◆ Task description
Beginning at the line containing "Output the text content of this document." and continuing to the end of the records below, give each line again exactly as it stands, and only those lines.

Data entries:
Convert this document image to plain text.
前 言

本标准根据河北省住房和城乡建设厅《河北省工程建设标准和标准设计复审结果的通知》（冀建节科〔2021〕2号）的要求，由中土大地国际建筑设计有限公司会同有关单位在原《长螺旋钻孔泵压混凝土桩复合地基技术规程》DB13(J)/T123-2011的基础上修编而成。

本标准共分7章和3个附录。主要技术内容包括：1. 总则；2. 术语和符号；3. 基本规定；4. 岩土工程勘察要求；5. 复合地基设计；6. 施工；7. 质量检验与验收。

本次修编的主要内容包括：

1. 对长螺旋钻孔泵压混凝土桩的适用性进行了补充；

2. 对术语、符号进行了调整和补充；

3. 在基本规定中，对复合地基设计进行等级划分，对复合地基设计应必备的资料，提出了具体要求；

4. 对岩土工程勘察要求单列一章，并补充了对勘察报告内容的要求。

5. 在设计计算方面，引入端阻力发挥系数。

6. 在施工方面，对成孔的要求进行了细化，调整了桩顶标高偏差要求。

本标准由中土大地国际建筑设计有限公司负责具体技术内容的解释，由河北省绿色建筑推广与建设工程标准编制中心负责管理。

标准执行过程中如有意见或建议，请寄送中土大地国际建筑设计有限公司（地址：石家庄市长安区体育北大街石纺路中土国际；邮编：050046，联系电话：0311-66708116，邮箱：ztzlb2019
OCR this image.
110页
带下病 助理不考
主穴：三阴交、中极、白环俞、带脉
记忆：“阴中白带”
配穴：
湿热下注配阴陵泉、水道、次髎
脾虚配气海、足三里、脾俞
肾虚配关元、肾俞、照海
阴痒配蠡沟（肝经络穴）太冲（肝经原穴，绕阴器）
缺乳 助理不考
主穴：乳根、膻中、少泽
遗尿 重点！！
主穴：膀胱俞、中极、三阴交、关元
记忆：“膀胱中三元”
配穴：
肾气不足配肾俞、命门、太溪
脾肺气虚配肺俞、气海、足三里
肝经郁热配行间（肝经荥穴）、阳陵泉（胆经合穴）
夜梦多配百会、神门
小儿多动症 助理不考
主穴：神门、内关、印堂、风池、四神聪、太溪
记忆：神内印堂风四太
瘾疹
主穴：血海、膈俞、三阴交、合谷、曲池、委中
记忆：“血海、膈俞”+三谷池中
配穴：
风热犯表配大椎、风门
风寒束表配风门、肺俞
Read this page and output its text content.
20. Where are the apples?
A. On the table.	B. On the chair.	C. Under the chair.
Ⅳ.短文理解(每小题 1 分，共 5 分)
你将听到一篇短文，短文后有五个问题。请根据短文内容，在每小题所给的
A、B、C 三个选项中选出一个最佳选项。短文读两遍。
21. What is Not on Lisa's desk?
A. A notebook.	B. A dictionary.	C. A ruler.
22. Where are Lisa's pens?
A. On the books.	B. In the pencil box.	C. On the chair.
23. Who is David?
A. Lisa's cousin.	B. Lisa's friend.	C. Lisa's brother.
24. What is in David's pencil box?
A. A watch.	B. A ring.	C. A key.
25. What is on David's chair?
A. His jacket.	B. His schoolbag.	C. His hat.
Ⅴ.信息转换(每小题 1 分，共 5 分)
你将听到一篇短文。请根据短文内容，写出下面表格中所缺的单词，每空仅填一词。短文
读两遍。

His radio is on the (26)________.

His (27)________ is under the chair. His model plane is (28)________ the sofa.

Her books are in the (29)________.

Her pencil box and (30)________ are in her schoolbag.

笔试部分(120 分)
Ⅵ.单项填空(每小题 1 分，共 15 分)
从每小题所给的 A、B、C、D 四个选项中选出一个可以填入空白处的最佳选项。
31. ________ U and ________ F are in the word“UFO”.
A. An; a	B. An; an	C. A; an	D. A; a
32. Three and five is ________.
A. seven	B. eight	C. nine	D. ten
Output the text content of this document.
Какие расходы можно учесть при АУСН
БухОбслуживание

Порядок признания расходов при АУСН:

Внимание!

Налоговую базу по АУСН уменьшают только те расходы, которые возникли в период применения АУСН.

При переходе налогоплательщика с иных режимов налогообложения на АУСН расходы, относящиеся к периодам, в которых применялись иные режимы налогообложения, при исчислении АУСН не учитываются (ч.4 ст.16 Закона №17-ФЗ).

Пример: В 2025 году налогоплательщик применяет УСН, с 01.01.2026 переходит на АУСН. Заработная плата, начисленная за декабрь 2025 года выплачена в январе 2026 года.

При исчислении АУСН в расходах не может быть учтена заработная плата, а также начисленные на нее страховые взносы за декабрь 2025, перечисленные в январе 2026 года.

◆ Task solution
Output the text content of this document.
Какие расходы можно учесть при АУСН
БухОбслуживание

Порядок признания расходов при АУСН:

Внимание!

Налоговую базу по АУСН уменьшают только те расходы, которые возникли в период применения АУСН.

При переходе налогоплательщика с иных режимов налогообложения на АУСН расходы, относящиеся к периодам, в которых применялись иные режимы налогообложения, при исчислении АУСН не учитываются (ч.4 ст.16 Закона №17-ФЗ).

Пример: В 2025 году налогоплательщик применяет УСН, с 01.01.2026 переходит на АУСН. Заработная плата, начисленная за декабрь 2025 года выплачена в январе 2026 года.

При исчислении АУСН в расходах не может быть учтена заработная плата, а также начисленные на нее страховые взносы за декабрь 2025, перечисленные в январе 2026 года.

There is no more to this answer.